## What is needed
Draw out every line with the word "last" from the listing below.

## Data

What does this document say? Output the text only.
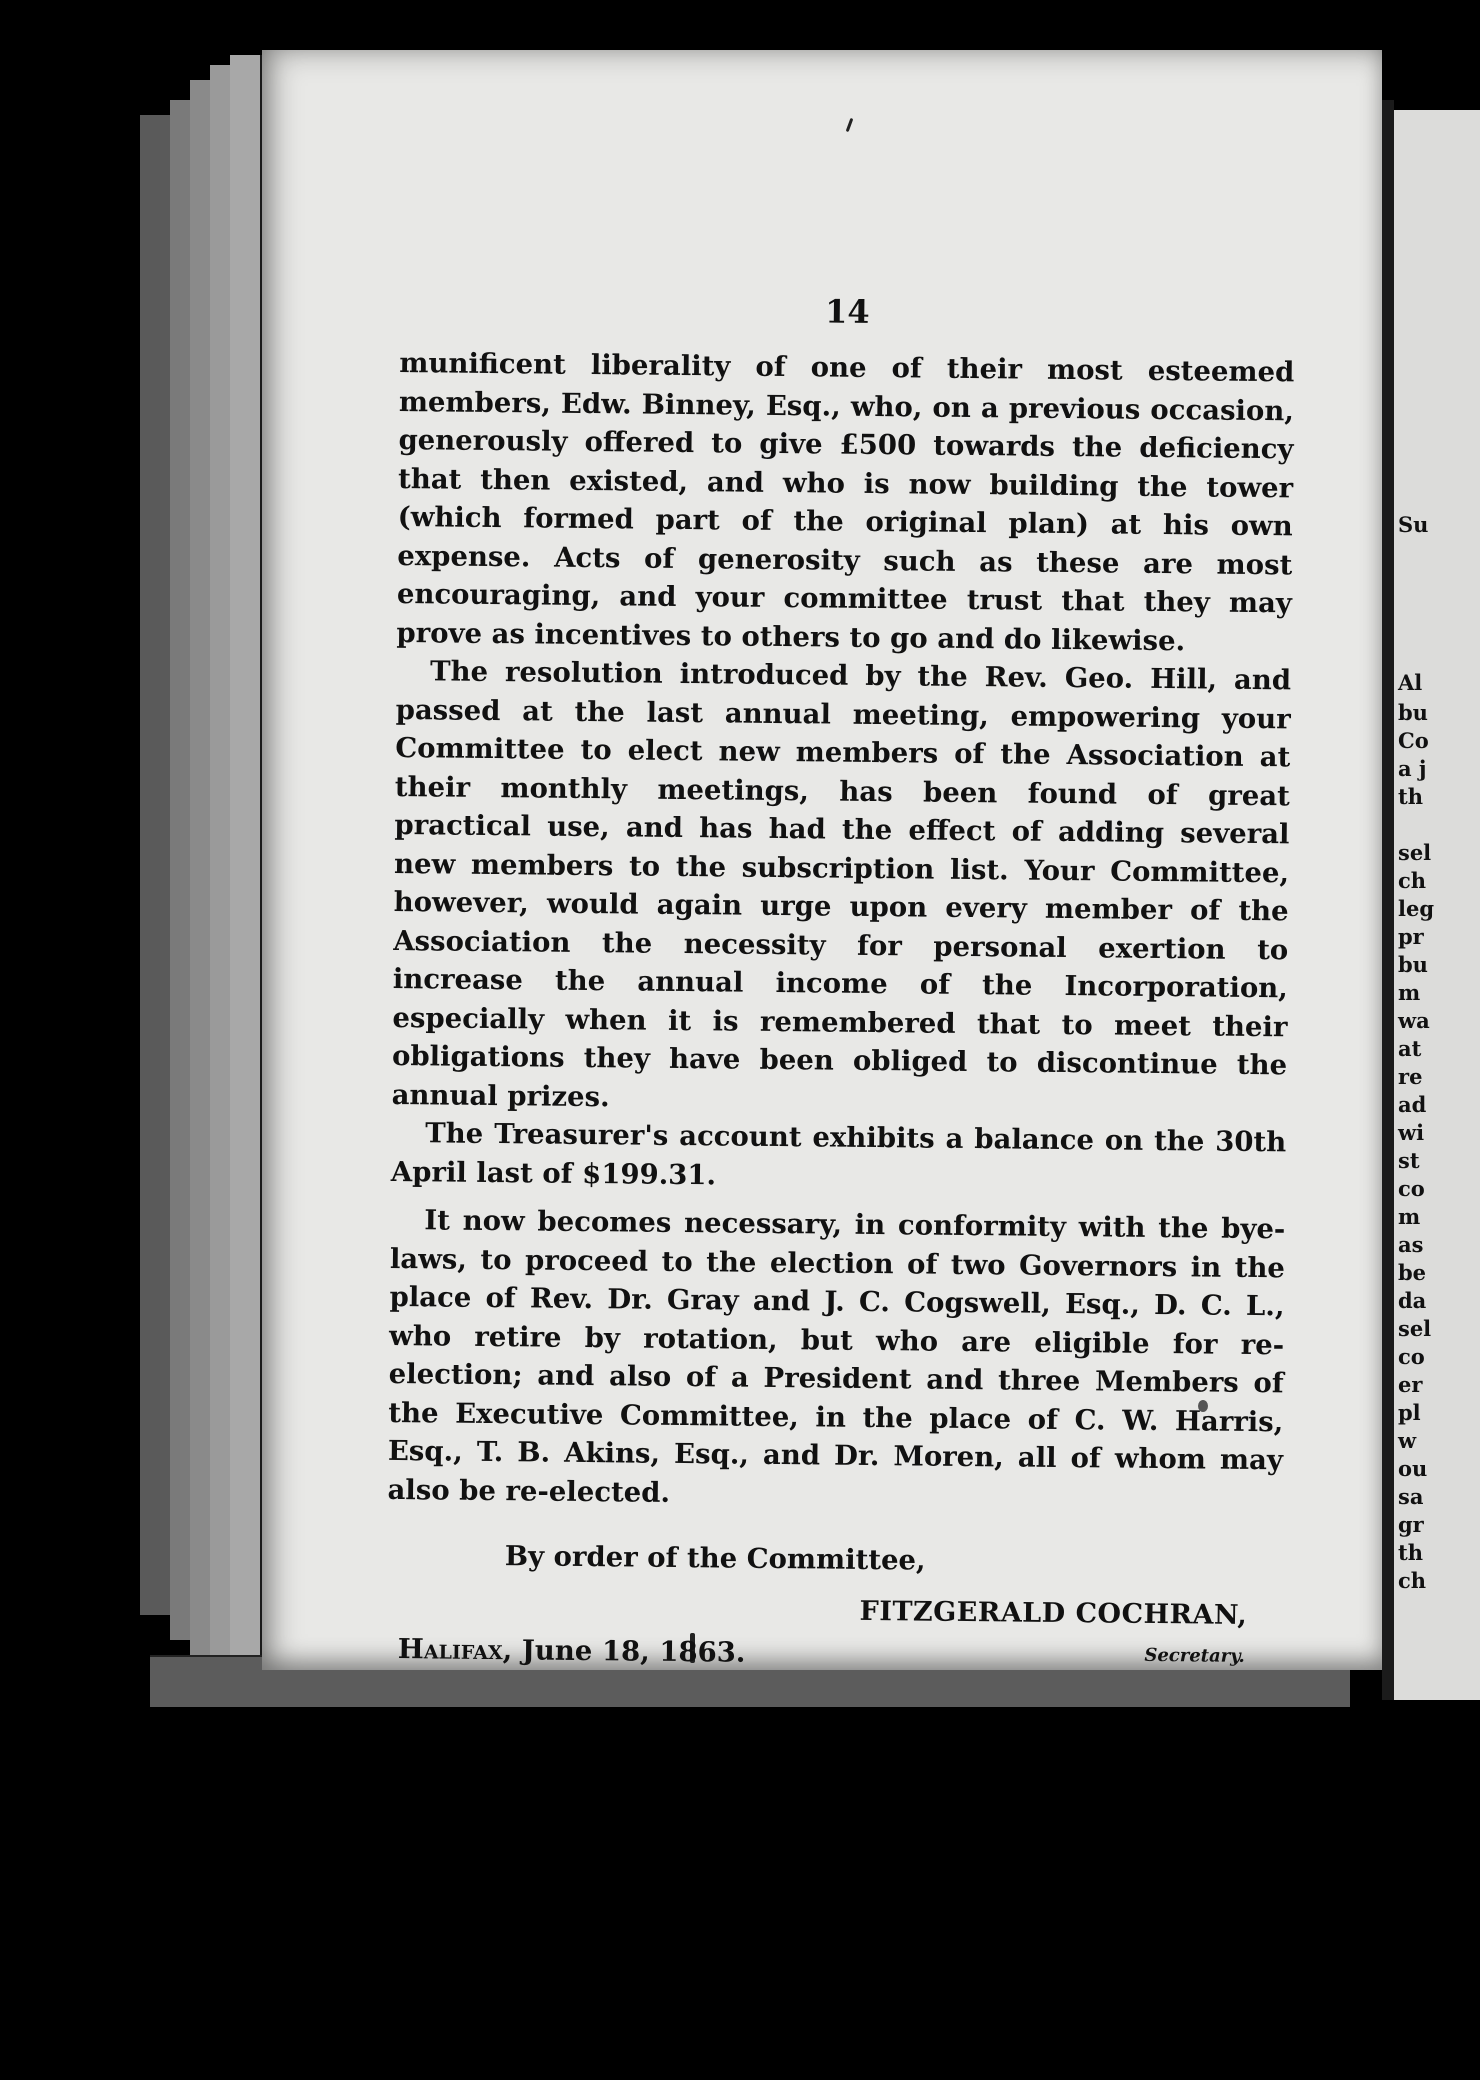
Su
Al
bu
Co
a j
th
sel
ch
leg
pr
bu
m
wa
at
re
ad
wi
st
co
m
as
be
da
sel
co
er
pl
w
ou
sa
gr
th
ch
14

munificent liberality of one of their most esteemed members, Edw. Binney, Esq., who, on a previous occasion, generously offered to give £500 towards the deficiency that then existed, and who is now building the tower (which formed part of the original plan) at his own expense. Acts of generosity such as these are most encouraging, and your committee trust that they may prove as incentives to others to go and do likewise.

The resolution introduced by the Rev. Geo. Hill, and passed at the last annual meeting, empowering your Committee to elect new members of the Association at their monthly meetings, has been found of great practical use, and has had the effect of adding several new members to the subscription list. Your Committee, however, would again urge upon every member of the Association the necessity for personal exertion to increase the annual income of the Incorporation, especially when it is remembered that to meet their obligations they have been obliged to discontinue the annual prizes.

The Treasurer's account exhibits a balance on the 30th April last of $199.31.

It now becomes necessary, in conformity with the bye-laws, to proceed to the election of two Governors in the place of Rev. Dr. Gray and J. C. Cogswell, Esq., D. C. L., who retire by rotation, but who are eligible for re-election; and also of a President and three Members of the Executive Committee, in the place of C. W. Harris, Esq., T. B. Akins, Esq., and Dr. Moren, all of whom may also be re-elected.

By order of the Committee,
FITZGERALD COCHRAN,
Secretary.
Halifax, June 18, 1863.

## Written response
The resolution introduced by the Rev. Geo. Hill, and passed at the last annual meeting, empowering your Committee to elect new members of the Association at their monthly meetings, has been found of great practical use, and has had the effect of adding several new members to the subscription list. Your Committee, however, would again urge upon every member of the Association the necessity for personal exertion to increase the annual income of the Incorporation, especially when it is remembered that to meet their obligations they have been obliged to discontinue the annual prizes.
The Treasurer's account exhibits a balance on the 30th April last of $199.31.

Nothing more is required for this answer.